EXERCISE GOAL =
The entries below should be quoted exactly, with no pictures carried over.

#### STORED DATA

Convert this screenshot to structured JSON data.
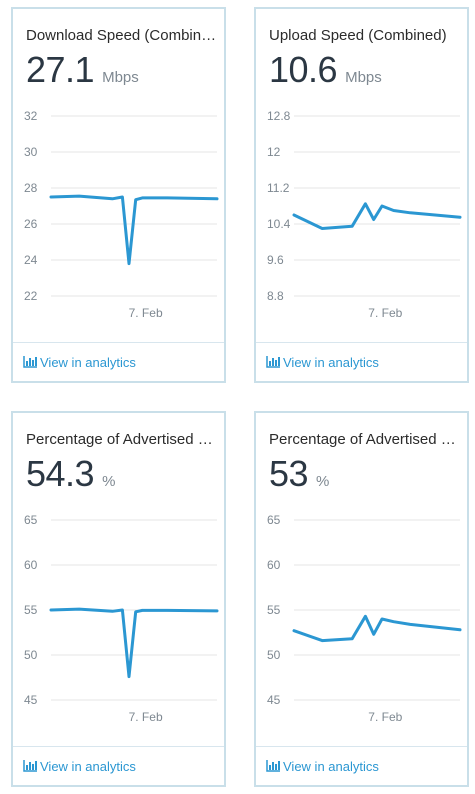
{
  "cards": [
    {
      "title": "Download Speed (Combined)",
      "value": "27.1",
      "unit": "Mbps",
      "link_label": "View in analytics",
      "link_icon": "bar-chart-icon",
      "chart_data": {
        "type": "line",
        "ylim": [
          22,
          32
        ],
        "yticks": [
          "32",
          "30",
          "28",
          "26",
          "24",
          "22"
        ],
        "xlabels": [
          "7. Feb"
        ],
        "x_ticks": [
          0.57
        ],
        "series": [
          {
            "x": [
              0,
              0.17,
              0.37,
              0.43,
              0.47,
              0.51,
              0.55,
              0.6,
              0.7,
              1.0
            ],
            "y": [
              27.5,
              27.55,
              27.4,
              27.5,
              23.8,
              27.35,
              27.45,
              27.45,
              27.45,
              27.4
            ]
          }
        ],
        "color": "#2b97d2"
      }
    },
    {
      "title": "Upload Speed (Combined)",
      "value": "10.6",
      "unit": "Mbps",
      "link_label": "View in analytics",
      "link_icon": "bar-chart-icon",
      "chart_data": {
        "type": "line",
        "ylim": [
          8.8,
          12.8
        ],
        "yticks": [
          "12.8",
          "12",
          "11.2",
          "10.4",
          "9.6",
          "8.8"
        ],
        "xlabels": [
          "7. Feb"
        ],
        "x_ticks": [
          0.55
        ],
        "series": [
          {
            "x": [
              0,
              0.17,
              0.35,
              0.43,
              0.48,
              0.53,
              0.6,
              0.7,
              1.0
            ],
            "y": [
              10.6,
              10.3,
              10.35,
              10.85,
              10.5,
              10.8,
              10.7,
              10.65,
              10.55
            ]
          }
        ],
        "color": "#2b97d2"
      }
    },
    {
      "title": "Percentage of Advertised Download Speed",
      "value": "54.3",
      "unit": "%",
      "link_label": "View in analytics",
      "link_icon": "bar-chart-icon",
      "chart_data": {
        "type": "line",
        "ylim": [
          45,
          65
        ],
        "yticks": [
          "65",
          "60",
          "55",
          "50",
          "45"
        ],
        "xlabels": [
          "7. Feb"
        ],
        "x_ticks": [
          0.57
        ],
        "series": [
          {
            "x": [
              0,
              0.17,
              0.37,
              0.43,
              0.47,
              0.51,
              0.55,
              0.6,
              0.7,
              1.0
            ],
            "y": [
              55.0,
              55.1,
              54.85,
              55.0,
              47.6,
              54.8,
              54.95,
              54.95,
              54.95,
              54.9
            ]
          }
        ],
        "color": "#2b97d2"
      }
    },
    {
      "title": "Percentage of Advertised Upload Speed",
      "value": "53",
      "unit": "%",
      "link_label": "View in analytics",
      "link_icon": "bar-chart-icon",
      "chart_data": {
        "type": "line",
        "ylim": [
          45,
          65
        ],
        "yticks": [
          "65",
          "60",
          "55",
          "50",
          "45"
        ],
        "xlabels": [
          "7. Feb"
        ],
        "x_ticks": [
          0.55
        ],
        "series": [
          {
            "x": [
              0,
              0.17,
              0.35,
              0.43,
              0.48,
              0.53,
              0.6,
              0.7,
              1.0
            ],
            "y": [
              52.7,
              51.6,
              51.8,
              54.3,
              52.3,
              54.0,
              53.7,
              53.4,
              52.8
            ]
          }
        ],
        "color": "#2b97d2"
      }
    }
  ]
}
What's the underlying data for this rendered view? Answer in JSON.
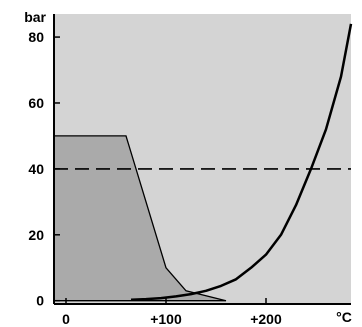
{
  "chart_data": {
    "type": "line",
    "title": "",
    "xlabel": "",
    "ylabel": "",
    "x_unit": "°C",
    "y_unit": "bar",
    "xlim": [
      -12,
      285
    ],
    "ylim": [
      -1,
      87
    ],
    "x_ticks": [
      {
        "value": 0,
        "label": "0"
      },
      {
        "value": 100,
        "label": "+100"
      },
      {
        "value": 200,
        "label": "+200"
      }
    ],
    "y_ticks": [
      {
        "value": 0,
        "label": "0"
      },
      {
        "value": 20,
        "label": "20"
      },
      {
        "value": 40,
        "label": "40"
      },
      {
        "value": 60,
        "label": "60"
      },
      {
        "value": 80,
        "label": "80"
      }
    ],
    "grid": false,
    "legend": "none",
    "series": [
      {
        "style": "shaded-area",
        "color": "#aaaaaa",
        "x": [
          -12,
          60,
          80,
          100,
          120,
          160
        ],
        "y": [
          50,
          50,
          30,
          10,
          3,
          0
        ]
      },
      {
        "style": "solid-line",
        "color": "#000000",
        "x": [
          65,
          80,
          95,
          110,
          125,
          140,
          155,
          170,
          185,
          200,
          215,
          230,
          245,
          260,
          275,
          285
        ],
        "y": [
          0.3,
          0.5,
          0.8,
          1.3,
          2.0,
          3.0,
          4.5,
          6.5,
          10,
          14,
          20,
          29,
          40,
          52,
          68,
          84
        ]
      },
      {
        "style": "dashed-line",
        "color": "#000000",
        "x": [
          -12,
          285
        ],
        "y": [
          40,
          40
        ]
      }
    ]
  },
  "colors": {
    "plot_background": "#d4d4d4",
    "area_fill": "#aaaaaa",
    "line": "#000000"
  }
}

########

ANSWER =
Convert this screenshot to structured JSON data.
{
  "cards": [
    {
      "title": "Download Speed (Combined)",
      "value": "27.1",
      "unit": "Mbps",
      "link_label": "View in analytics",
      "link_icon": "bar-chart-icon",
      "chart_data": {
        "type": "line",
        "ylim": [
          22,
          32
        ],
        "yticks": [
          "32",
          "30",
          "28",
          "26",
          "24",
          "22"
        ],
        "xlabels": [
          "7. Feb"
        ],
        "x_ticks": [
          0.57
        ],
        "series": [
          {
            "x": [
              0,
              0.17,
              0.37,
              0.43,
              0.47,
              0.51,
              0.55,
              0.6,
              0.7,
              1.0
            ],
            "y": [
              27.5,
              27.55,
              27.4,
              27.5,
              23.8,
              27.35,
              27.45,
              27.45,
              27.45,
              27.4
            ]
          }
        ],
        "color": "#2b97d2"
      }
    },
    {
      "title": "Upload Speed (Combined)",
      "value": "10.6",
      "unit": "Mbps",
      "link_label": "View in analytics",
      "link_icon": "bar-chart-icon",
      "chart_data": {
        "type": "line",
        "ylim": [
          8.8,
          12.8
        ],
        "yticks": [
          "12.8",
          "12",
          "11.2",
          "10.4",
          "9.6",
          "8.8"
        ],
        "xlabels": [
          "7. Feb"
        ],
        "x_ticks": [
          0.55
        ],
        "series": [
          {
            "x": [
              0,
              0.17,
              0.35,
              0.43,
              0.48,
              0.53,
              0.6,
              0.7,
              1.0
            ],
            "y": [
              10.6,
              10.3,
              10.35,
              10.85,
              10.5,
              10.8,
              10.7,
              10.65,
              10.55
            ]
          }
        ],
        "color": "#2b97d2"
      }
    },
    {
      "title": "Percentage of Advertised Download Speed",
      "value": "54.3",
      "unit": "%",
      "link_label": "View in analytics",
      "link_icon": "bar-chart-icon",
      "chart_data": {
        "type": "line",
        "ylim": [
          45,
          65
        ],
        "yticks": [
          "65",
          "60",
          "55",
          "50",
          "45"
        ],
        "xlabels": [
          "7. Feb"
        ],
        "x_ticks": [
          0.57
        ],
        "series": [
          {
            "x": [
              0,
              0.17,
              0.37,
              0.43,
              0.47,
              0.51,
              0.55,
              0.6,
              0.7,
              1.0
            ],
            "y": [
              55.0,
              55.1,
              54.85,
              55.0,
              47.6,
              54.8,
              54.95,
              54.95,
              54.95,
              54.9
            ]
          }
        ],
        "color": "#2b97d2"
      }
    },
    {
      "title": "Percentage of Advertised Upload Speed",
      "value": "53",
      "unit": "%",
      "link_label": "View in analytics",
      "link_icon": "bar-chart-icon",
      "chart_data": {
        "type": "line",
        "ylim": [
          45,
          65
        ],
        "yticks": [
          "65",
          "60",
          "55",
          "50",
          "45"
        ],
        "xlabels": [
          "7. Feb"
        ],
        "x_ticks": [
          0.55
        ],
        "series": [
          {
            "x": [
              0,
              0.17,
              0.35,
              0.43,
              0.48,
              0.53,
              0.6,
              0.7,
              1.0
            ],
            "y": [
              52.7,
              51.6,
              51.8,
              54.3,
              52.3,
              54.0,
              53.7,
              53.4,
              52.8
            ]
          }
        ],
        "color": "#2b97d2"
      }
    }
  ]
}
What's the underlying data for this rendered view? Answer in JSON.
{
  "chart_data": {
    "type": "line",
    "title": "",
    "xlabel": "",
    "ylabel": "",
    "x_unit": "°C",
    "y_unit": "bar",
    "xlim": [
      -12,
      285
    ],
    "ylim": [
      -1,
      87
    ],
    "x_ticks": [
      {
        "value": 0,
        "label": "0"
      },
      {
        "value": 100,
        "label": "+100"
      },
      {
        "value": 200,
        "label": "+200"
      }
    ],
    "y_ticks": [
      {
        "value": 0,
        "label": "0"
      },
      {
        "value": 20,
        "label": "20"
      },
      {
        "value": 40,
        "label": "40"
      },
      {
        "value": 60,
        "label": "60"
      },
      {
        "value": 80,
        "label": "80"
      }
    ],
    "grid": false,
    "legend": "none",
    "series": [
      {
        "style": "shaded-area",
        "color": "#aaaaaa",
        "x": [
          -12,
          60,
          80,
          100,
          120,
          160
        ],
        "y": [
          50,
          50,
          30,
          10,
          3,
          0
        ]
      },
      {
        "style": "solid-line",
        "color": "#000000",
        "x": [
          65,
          80,
          95,
          110,
          125,
          140,
          155,
          170,
          185,
          200,
          215,
          230,
          245,
          260,
          275,
          285
        ],
        "y": [
          0.3,
          0.5,
          0.8,
          1.3,
          2.0,
          3.0,
          4.5,
          6.5,
          10,
          14,
          20,
          29,
          40,
          52,
          68,
          84
        ]
      },
      {
        "style": "dashed-line",
        "color": "#000000",
        "x": [
          -12,
          285
        ],
        "y": [
          40,
          40
        ]
      }
    ]
  },
  "colors": {
    "plot_background": "#d4d4d4",
    "area_fill": "#aaaaaa",
    "line": "#000000"
  }
}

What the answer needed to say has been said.